→ **EXERCISE**
Each entry below is to be transcribed exactly.
>>>
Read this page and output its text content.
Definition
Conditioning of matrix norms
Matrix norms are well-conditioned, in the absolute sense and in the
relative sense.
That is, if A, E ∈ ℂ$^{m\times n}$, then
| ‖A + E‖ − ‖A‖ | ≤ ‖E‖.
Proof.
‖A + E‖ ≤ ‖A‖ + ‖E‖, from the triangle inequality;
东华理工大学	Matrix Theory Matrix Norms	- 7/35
<<<
→ **EXERCISE OUTPUT**
Read this page and output its text content.
Definition
Conditioning of matrix norms
Matrix norms are well-conditioned, in the absolute sense and in the
relative sense.
That is, if A, E ∈ ℂ$^{m\times n}$, then
| ‖A + E‖ − ‖A‖ | ≤ ‖E‖.
Proof.
‖A + E‖ ≤ ‖A‖ + ‖E‖, from the triangle inequality;
东华理工大学	Matrix Theory Matrix Norms	- 7/35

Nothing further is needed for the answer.